§ **STATED EXERCISE**:
Report how many lines of the records below include the word "this". Give nothing but the number.

Figure content listings
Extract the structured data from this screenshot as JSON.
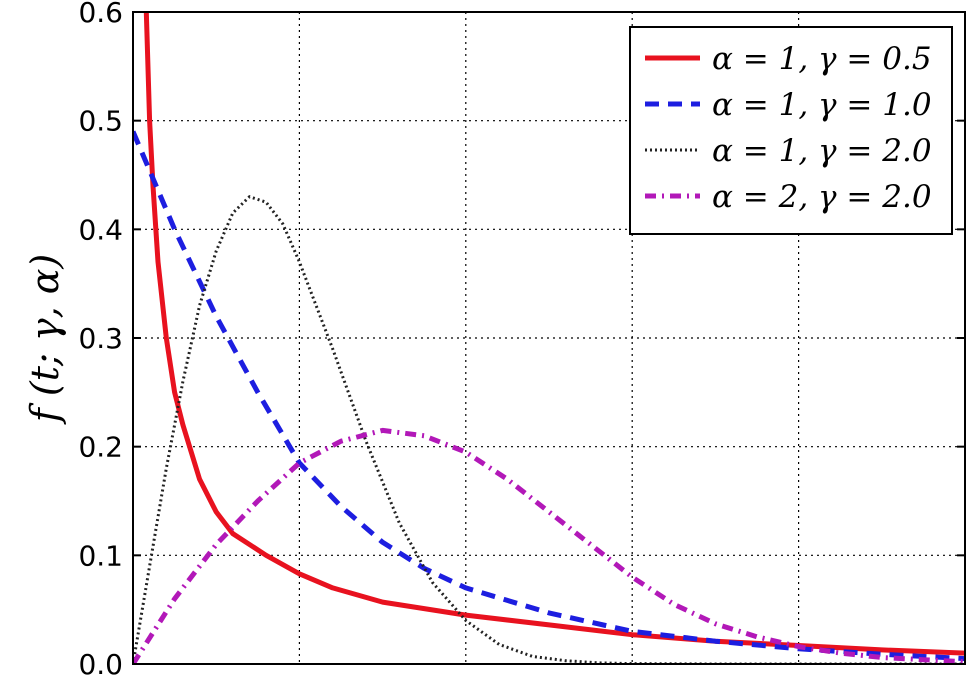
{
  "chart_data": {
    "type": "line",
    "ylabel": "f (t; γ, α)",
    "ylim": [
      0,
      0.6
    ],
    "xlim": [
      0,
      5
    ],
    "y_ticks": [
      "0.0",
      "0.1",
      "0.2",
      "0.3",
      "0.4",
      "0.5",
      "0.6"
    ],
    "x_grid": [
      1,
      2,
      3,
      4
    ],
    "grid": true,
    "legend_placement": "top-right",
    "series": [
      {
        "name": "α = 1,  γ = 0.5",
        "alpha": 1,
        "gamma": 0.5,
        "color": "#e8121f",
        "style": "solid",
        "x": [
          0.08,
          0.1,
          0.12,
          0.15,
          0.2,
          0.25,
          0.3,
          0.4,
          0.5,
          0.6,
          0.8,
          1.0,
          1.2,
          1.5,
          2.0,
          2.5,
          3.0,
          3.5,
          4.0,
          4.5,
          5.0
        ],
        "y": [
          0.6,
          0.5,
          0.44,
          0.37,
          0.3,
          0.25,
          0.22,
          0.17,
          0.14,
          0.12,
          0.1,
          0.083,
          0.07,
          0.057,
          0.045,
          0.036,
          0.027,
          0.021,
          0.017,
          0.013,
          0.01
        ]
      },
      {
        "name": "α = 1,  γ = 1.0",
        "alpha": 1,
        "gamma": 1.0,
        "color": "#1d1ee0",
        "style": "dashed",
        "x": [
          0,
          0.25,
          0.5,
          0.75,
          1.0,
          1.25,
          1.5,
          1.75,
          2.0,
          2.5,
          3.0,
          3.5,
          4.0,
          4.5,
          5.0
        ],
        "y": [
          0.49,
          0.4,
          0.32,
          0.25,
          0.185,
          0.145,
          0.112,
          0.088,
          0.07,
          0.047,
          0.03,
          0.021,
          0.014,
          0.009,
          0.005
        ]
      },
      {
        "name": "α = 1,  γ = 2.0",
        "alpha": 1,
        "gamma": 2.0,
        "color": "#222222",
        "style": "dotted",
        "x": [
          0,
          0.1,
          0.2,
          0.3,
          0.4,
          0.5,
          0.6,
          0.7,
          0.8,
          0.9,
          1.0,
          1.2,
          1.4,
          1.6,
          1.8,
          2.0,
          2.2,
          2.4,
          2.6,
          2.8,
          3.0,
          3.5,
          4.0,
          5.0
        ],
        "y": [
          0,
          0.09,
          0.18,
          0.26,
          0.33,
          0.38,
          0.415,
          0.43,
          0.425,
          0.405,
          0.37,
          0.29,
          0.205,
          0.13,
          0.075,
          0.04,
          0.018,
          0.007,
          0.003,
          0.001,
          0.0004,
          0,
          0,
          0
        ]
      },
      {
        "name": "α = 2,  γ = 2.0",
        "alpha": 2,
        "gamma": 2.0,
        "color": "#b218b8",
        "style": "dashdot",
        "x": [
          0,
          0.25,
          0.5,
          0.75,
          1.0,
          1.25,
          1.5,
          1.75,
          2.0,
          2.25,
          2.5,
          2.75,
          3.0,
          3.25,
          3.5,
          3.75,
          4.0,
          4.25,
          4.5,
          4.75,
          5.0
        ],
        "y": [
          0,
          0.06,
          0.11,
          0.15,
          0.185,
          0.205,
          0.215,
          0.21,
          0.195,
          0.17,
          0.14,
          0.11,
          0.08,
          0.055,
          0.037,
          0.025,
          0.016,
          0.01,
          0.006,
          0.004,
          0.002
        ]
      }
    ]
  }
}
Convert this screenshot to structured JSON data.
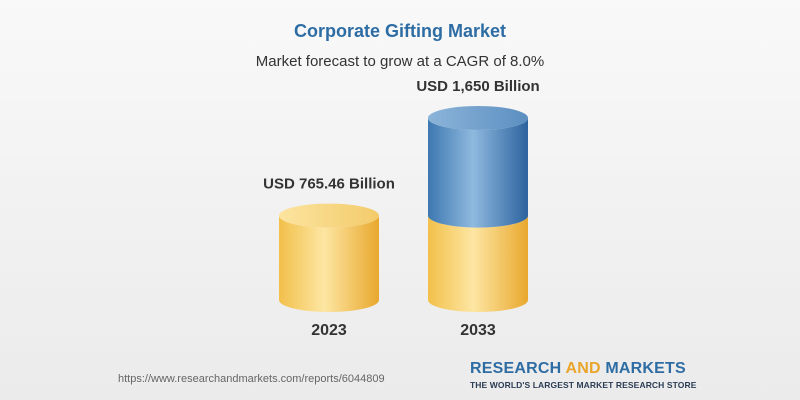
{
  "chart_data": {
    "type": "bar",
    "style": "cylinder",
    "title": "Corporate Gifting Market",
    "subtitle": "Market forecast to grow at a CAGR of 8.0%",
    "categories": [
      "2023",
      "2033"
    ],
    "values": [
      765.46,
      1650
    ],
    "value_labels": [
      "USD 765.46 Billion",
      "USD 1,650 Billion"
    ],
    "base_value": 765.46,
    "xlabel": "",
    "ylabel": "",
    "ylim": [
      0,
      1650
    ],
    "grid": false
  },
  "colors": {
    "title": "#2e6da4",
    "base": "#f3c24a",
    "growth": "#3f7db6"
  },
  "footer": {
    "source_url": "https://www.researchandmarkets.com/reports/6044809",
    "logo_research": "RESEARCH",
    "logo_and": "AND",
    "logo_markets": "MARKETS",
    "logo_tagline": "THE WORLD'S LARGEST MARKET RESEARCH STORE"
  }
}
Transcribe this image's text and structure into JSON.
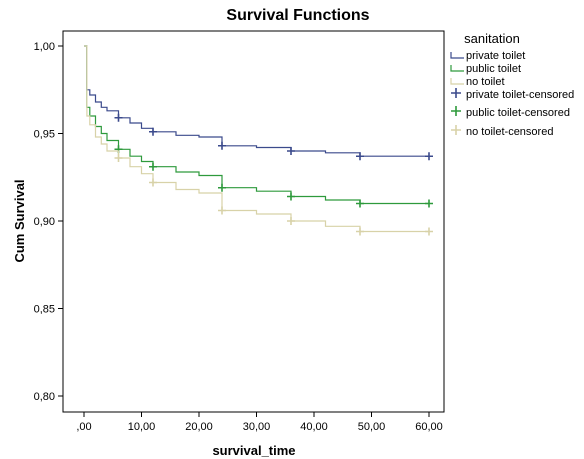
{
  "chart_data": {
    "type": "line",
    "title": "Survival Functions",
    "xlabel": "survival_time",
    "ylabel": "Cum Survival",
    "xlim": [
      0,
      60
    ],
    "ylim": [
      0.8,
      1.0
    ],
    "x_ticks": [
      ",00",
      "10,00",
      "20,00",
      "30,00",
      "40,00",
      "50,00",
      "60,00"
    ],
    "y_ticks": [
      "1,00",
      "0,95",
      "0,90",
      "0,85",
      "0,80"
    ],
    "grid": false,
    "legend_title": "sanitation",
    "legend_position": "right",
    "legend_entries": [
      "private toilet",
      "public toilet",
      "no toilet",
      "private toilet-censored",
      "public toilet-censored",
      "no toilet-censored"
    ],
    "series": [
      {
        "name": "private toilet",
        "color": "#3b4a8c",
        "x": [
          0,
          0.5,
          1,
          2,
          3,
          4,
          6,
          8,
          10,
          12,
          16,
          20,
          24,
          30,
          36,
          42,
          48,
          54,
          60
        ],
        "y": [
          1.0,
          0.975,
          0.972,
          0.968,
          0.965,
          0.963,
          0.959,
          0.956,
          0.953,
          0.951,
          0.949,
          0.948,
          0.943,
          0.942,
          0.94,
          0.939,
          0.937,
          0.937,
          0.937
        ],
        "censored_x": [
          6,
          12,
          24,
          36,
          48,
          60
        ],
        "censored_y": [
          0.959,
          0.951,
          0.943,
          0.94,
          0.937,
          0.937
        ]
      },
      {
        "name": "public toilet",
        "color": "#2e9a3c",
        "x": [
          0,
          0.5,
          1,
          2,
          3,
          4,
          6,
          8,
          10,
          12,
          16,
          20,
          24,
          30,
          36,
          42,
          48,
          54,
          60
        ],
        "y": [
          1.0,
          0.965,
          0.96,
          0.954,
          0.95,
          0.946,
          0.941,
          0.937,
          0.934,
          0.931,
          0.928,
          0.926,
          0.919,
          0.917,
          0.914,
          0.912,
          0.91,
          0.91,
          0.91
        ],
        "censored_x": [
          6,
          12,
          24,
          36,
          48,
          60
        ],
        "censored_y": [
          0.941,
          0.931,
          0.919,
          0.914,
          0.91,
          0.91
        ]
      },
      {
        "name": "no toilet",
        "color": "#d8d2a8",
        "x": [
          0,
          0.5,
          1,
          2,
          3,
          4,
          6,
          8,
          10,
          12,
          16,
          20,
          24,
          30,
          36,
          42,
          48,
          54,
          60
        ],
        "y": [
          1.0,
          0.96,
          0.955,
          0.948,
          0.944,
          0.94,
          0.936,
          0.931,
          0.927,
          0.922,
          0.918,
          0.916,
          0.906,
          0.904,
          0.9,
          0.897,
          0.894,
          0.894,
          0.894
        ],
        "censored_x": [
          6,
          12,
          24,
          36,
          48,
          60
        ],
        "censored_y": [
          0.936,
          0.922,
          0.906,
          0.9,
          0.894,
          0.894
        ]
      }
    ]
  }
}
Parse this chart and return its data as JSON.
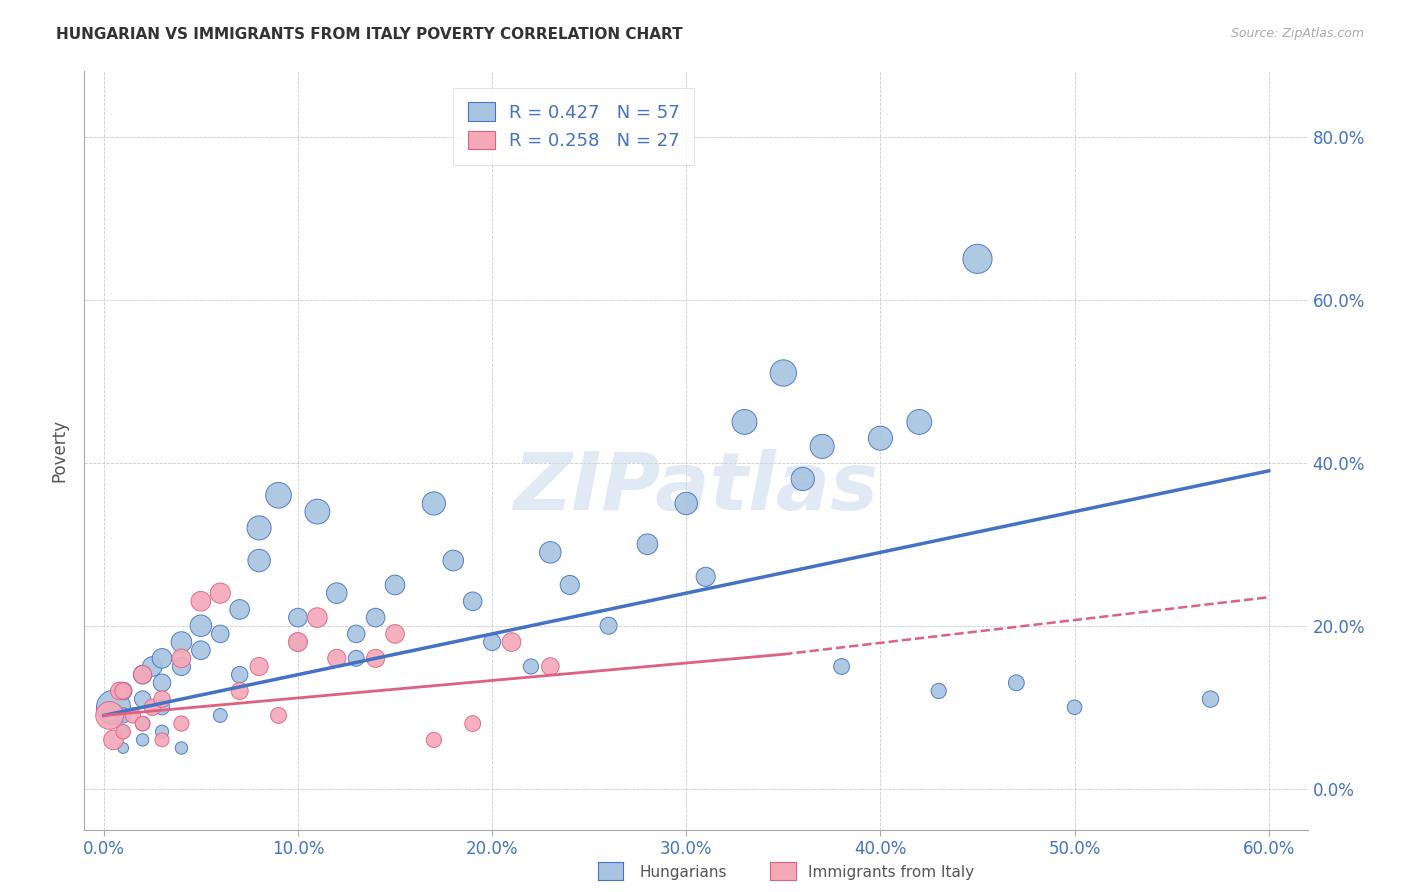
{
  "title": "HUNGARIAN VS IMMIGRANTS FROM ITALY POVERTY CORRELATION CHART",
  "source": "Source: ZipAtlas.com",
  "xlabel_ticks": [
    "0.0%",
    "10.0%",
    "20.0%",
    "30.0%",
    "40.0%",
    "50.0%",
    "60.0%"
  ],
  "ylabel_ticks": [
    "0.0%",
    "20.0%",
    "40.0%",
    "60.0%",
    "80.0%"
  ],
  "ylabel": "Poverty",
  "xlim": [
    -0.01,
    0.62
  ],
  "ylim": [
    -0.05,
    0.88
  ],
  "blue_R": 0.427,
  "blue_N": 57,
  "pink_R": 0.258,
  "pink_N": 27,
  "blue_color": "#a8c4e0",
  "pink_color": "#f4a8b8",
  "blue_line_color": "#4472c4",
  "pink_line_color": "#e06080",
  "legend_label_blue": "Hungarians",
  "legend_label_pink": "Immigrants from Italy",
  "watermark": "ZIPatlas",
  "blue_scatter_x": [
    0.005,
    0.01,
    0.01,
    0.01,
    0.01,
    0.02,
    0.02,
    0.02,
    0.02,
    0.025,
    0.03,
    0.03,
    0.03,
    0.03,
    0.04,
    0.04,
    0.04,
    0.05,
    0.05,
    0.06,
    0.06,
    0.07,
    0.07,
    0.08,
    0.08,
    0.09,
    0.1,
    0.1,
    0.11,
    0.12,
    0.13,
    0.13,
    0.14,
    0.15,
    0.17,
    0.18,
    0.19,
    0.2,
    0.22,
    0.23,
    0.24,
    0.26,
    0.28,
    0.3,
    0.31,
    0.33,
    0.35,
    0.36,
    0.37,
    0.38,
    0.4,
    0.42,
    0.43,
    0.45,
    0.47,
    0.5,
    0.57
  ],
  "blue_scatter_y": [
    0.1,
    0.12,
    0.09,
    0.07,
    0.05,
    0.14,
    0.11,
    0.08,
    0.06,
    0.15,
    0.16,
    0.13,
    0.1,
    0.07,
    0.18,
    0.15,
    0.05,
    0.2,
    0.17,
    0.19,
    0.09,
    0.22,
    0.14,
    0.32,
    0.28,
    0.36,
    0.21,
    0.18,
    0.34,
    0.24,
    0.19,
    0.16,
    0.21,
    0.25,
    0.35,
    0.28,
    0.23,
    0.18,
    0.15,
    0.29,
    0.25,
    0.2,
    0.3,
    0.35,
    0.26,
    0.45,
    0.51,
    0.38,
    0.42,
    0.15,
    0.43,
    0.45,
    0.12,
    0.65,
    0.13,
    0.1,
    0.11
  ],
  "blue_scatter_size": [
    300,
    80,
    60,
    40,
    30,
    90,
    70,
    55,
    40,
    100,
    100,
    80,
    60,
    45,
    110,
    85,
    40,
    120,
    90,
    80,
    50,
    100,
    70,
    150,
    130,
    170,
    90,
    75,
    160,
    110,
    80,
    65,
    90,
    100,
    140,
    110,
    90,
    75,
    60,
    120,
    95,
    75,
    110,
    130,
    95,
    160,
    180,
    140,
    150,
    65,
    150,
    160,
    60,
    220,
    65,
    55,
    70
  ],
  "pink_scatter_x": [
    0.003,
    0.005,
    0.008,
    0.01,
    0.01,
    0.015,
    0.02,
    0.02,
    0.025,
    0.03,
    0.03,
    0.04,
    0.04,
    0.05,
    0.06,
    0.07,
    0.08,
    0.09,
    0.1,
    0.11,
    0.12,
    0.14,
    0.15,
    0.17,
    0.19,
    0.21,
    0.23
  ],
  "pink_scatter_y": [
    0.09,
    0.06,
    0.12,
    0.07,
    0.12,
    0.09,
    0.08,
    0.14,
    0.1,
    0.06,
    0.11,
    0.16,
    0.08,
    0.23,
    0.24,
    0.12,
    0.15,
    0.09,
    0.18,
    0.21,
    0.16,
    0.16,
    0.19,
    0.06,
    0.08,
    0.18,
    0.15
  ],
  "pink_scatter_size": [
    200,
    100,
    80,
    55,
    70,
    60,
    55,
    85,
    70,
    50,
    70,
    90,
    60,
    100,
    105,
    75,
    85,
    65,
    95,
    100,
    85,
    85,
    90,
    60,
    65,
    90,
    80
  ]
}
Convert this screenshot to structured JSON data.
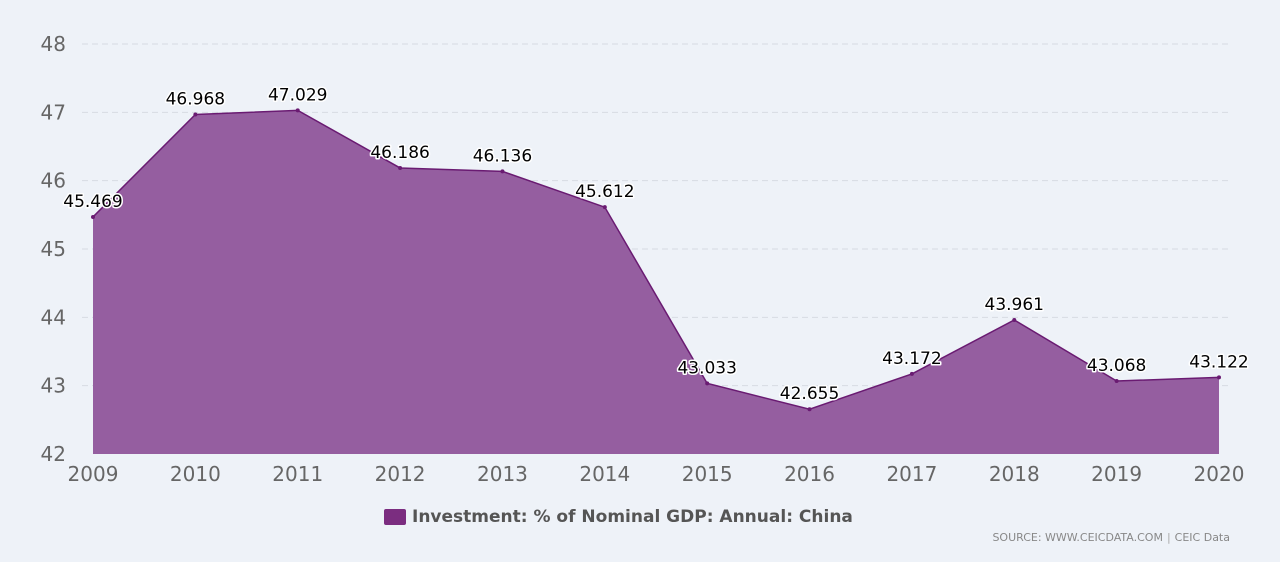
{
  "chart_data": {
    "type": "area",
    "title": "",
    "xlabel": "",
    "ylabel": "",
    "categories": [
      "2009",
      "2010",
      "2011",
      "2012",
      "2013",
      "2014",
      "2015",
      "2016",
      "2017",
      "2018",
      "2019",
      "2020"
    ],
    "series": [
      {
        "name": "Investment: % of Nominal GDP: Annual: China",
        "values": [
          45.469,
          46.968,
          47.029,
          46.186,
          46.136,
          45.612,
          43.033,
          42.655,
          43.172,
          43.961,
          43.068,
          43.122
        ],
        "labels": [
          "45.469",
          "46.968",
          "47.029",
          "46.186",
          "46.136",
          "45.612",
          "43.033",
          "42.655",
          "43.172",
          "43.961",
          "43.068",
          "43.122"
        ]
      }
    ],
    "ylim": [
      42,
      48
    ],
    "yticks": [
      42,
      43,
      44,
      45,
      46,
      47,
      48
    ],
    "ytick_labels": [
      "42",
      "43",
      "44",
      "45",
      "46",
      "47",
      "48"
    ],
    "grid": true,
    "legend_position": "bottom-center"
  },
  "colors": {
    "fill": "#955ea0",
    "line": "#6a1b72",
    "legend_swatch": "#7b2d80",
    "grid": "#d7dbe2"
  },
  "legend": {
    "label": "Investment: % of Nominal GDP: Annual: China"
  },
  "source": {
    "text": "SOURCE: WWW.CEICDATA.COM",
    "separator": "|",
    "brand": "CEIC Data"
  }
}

§ **ANSWER FOR THE TASK**:
5